● **Directive**: Without including the pictures, copy out every line below.

● **Records from a collection of figures**:

** start **

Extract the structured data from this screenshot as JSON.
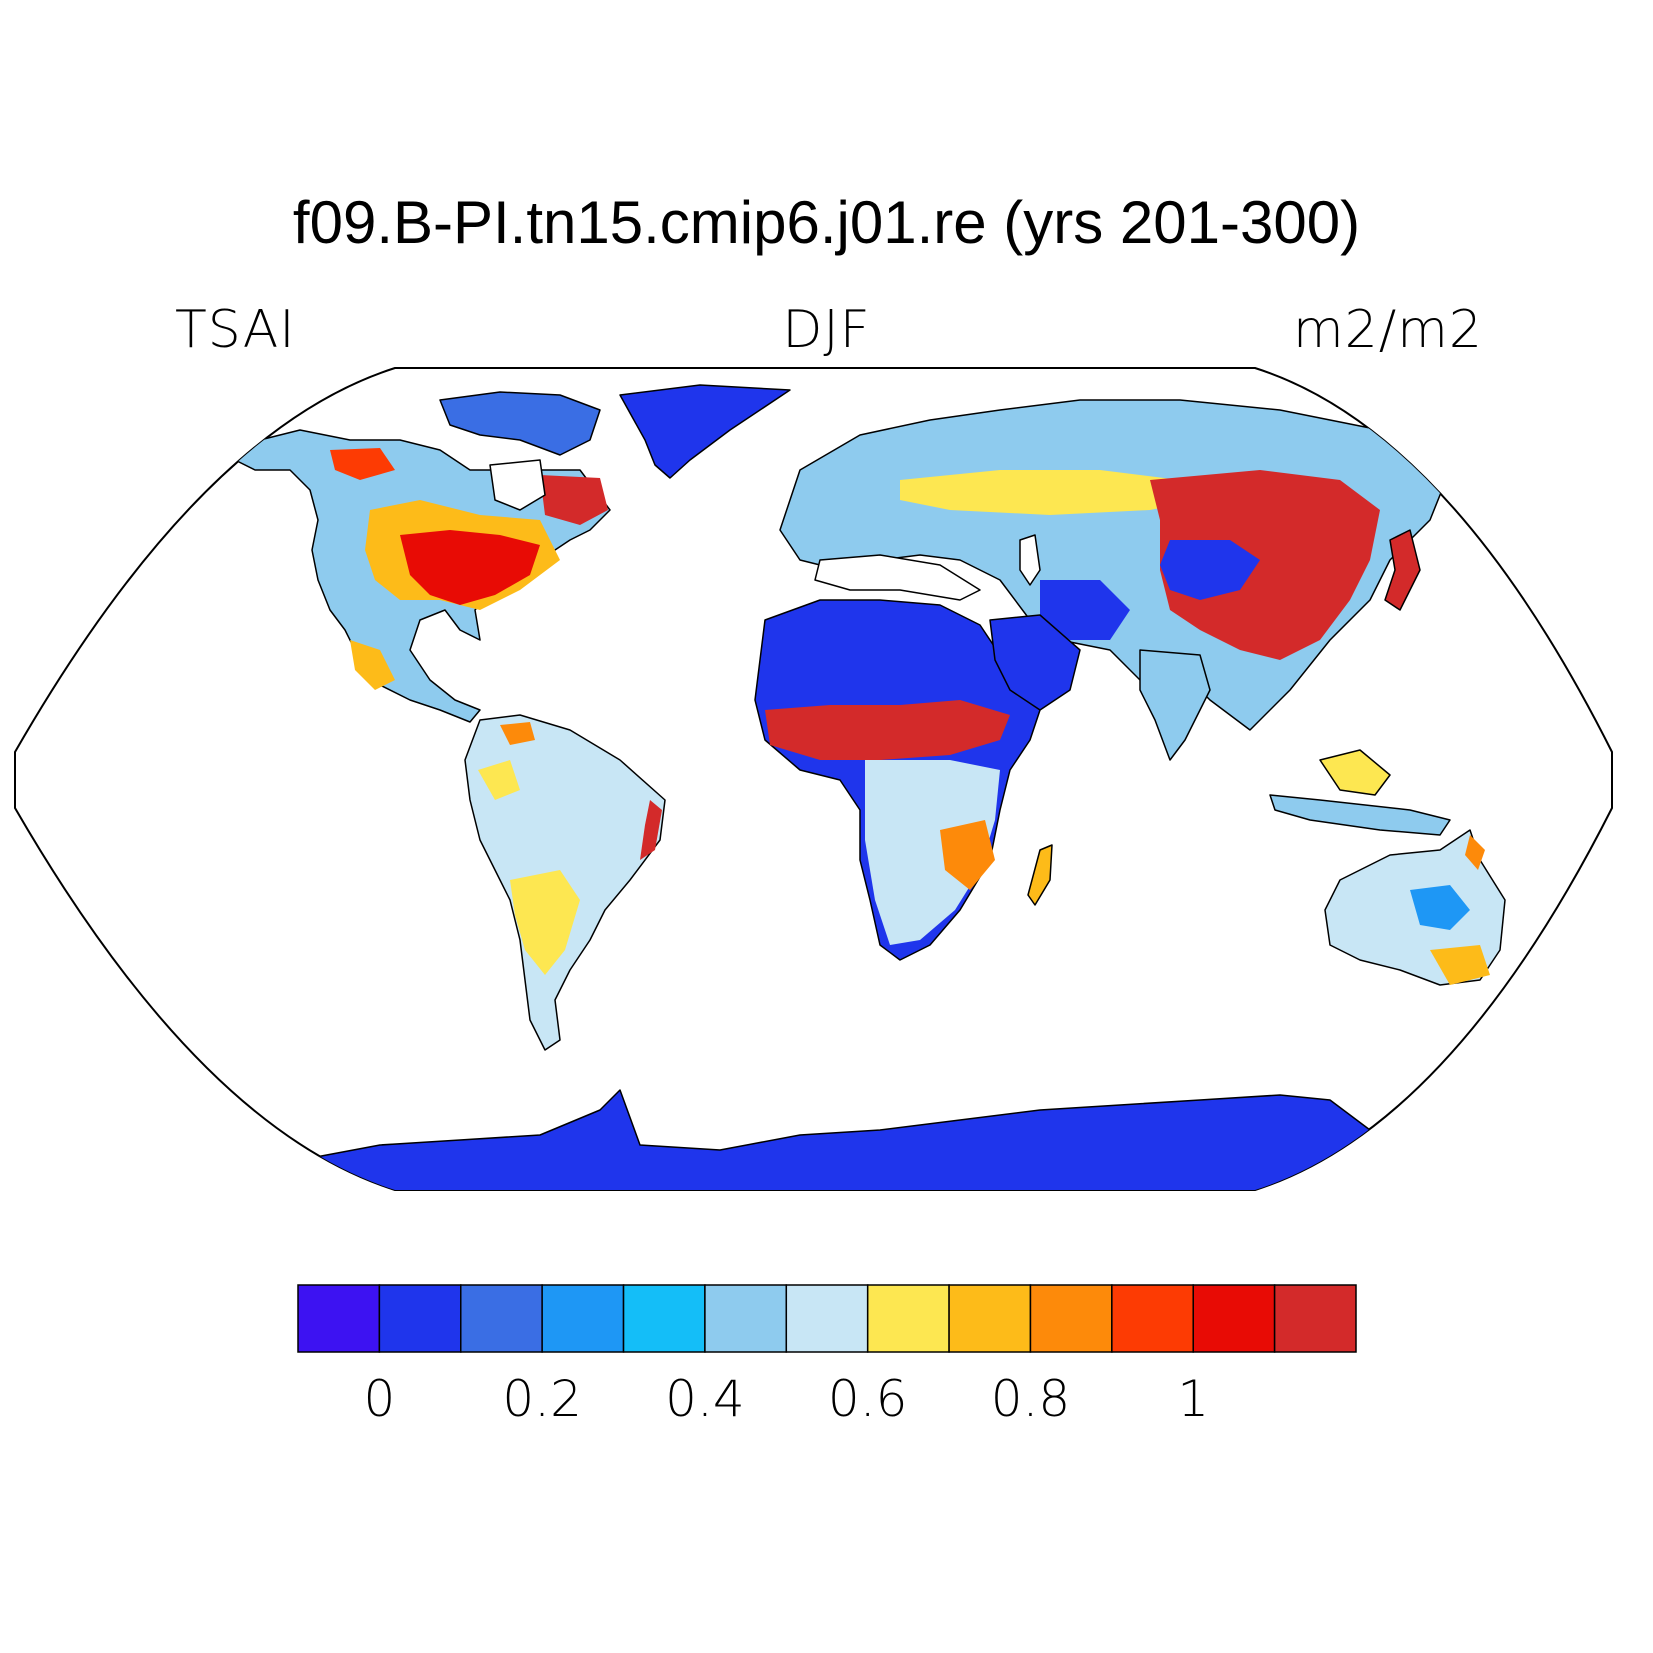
{
  "title": "f09.B-PI.tn15.cmip6.j01.re (yrs 201-300)",
  "variable": "TSAI",
  "season": "DJF",
  "units": "m2/m2",
  "colorbar": {
    "colors": [
      "#3d12f2",
      "#1f35ec",
      "#3a6ee4",
      "#1e97f5",
      "#14bef8",
      "#8ecbee",
      "#c8e6f5",
      "#fde751",
      "#fdbb19",
      "#fd8a0a",
      "#fd3b03",
      "#e80b05",
      "#d32a2a"
    ],
    "levels": [
      0.05,
      0.15,
      0.25,
      0.35,
      0.45,
      0.55,
      0.65,
      0.75,
      0.85,
      0.95,
      1.05,
      1.15
    ],
    "tick_labels": [
      "0",
      "0.2",
      "0.4",
      "0.6",
      "0.8",
      "1"
    ]
  }
}
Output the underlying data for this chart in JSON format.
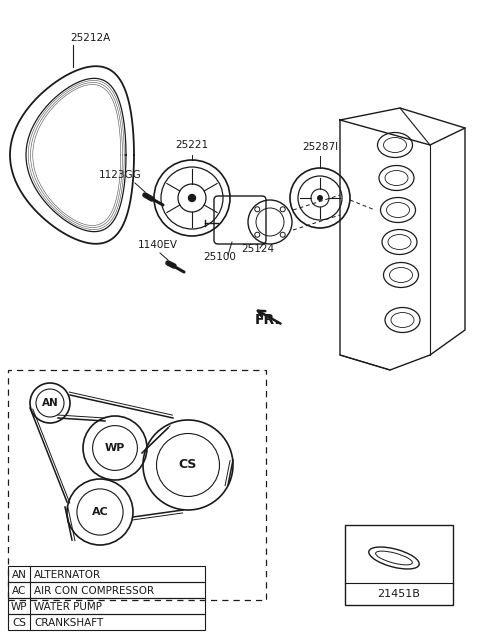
{
  "bg_color": "#ffffff",
  "line_color": "#1a1a1a",
  "parts": {
    "belt_label": "25212A",
    "pulley1_label": "25221",
    "bolt1_label": "1123GG",
    "bolt2_label": "1140EV",
    "pump_label": "25100",
    "gasket_label": "25124",
    "idler_label": "25287I",
    "part_num": "21451B"
  },
  "legend": {
    "AN": "ALTERNATOR",
    "AC": "AIR CON COMPRESSOR",
    "WP": "WATER PUMP",
    "CS": "CRANKSHAFT"
  },
  "fr_label": "FR."
}
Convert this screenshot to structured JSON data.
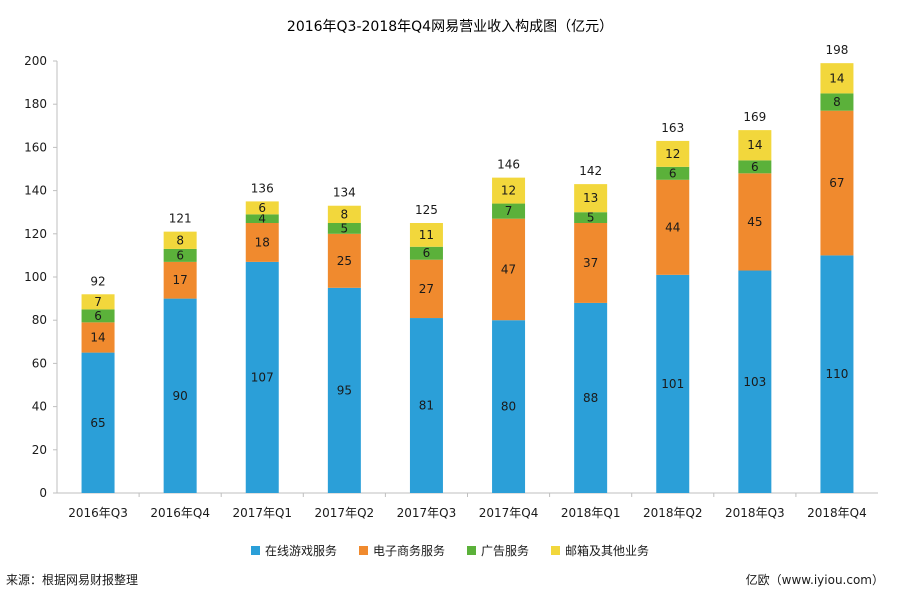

** end **

● **Final answer**:
Extract the structured data from this screenshot as JSON.
{
  "title": "f09.B-PI.tn15.cmip6.j01.re (yrs 201-300)",
  "variable": "TSAI",
  "season": "DJF",
  "units": "m2/m2",
  "colorbar": {
    "colors": [
      "#3d12f2",
      "#1f35ec",
      "#3a6ee4",
      "#1e97f5",
      "#14bef8",
      "#8ecbee",
      "#c8e6f5",
      "#fde751",
      "#fdbb19",
      "#fd8a0a",
      "#fd3b03",
      "#e80b05",
      "#d32a2a"
    ],
    "levels": [
      0.05,
      0.15,
      0.25,
      0.35,
      0.45,
      0.55,
      0.65,
      0.75,
      0.85,
      0.95,
      1.05,
      1.15
    ],
    "tick_labels": [
      "0",
      "0.2",
      "0.4",
      "0.6",
      "0.8",
      "1"
    ]
  }
}
Output the underlying data for this chart in JSON format.
{
  "bg_color": "#ffffff",
  "line_color": "#1a1a1a",
  "parts": {
    "belt_label": "25212A",
    "pulley1_label": "25221",
    "bolt1_label": "1123GG",
    "bolt2_label": "1140EV",
    "pump_label": "25100",
    "gasket_label": "25124",
    "idler_label": "25287I",
    "part_num": "21451B"
  },
  "legend": {
    "AN": "ALTERNATOR",
    "AC": "AIR CON COMPRESSOR",
    "WP": "WATER PUMP",
    "CS": "CRANKSHAFT"
  },
  "fr_label": "FR."
}
Convert this screenshot to structured JSON data.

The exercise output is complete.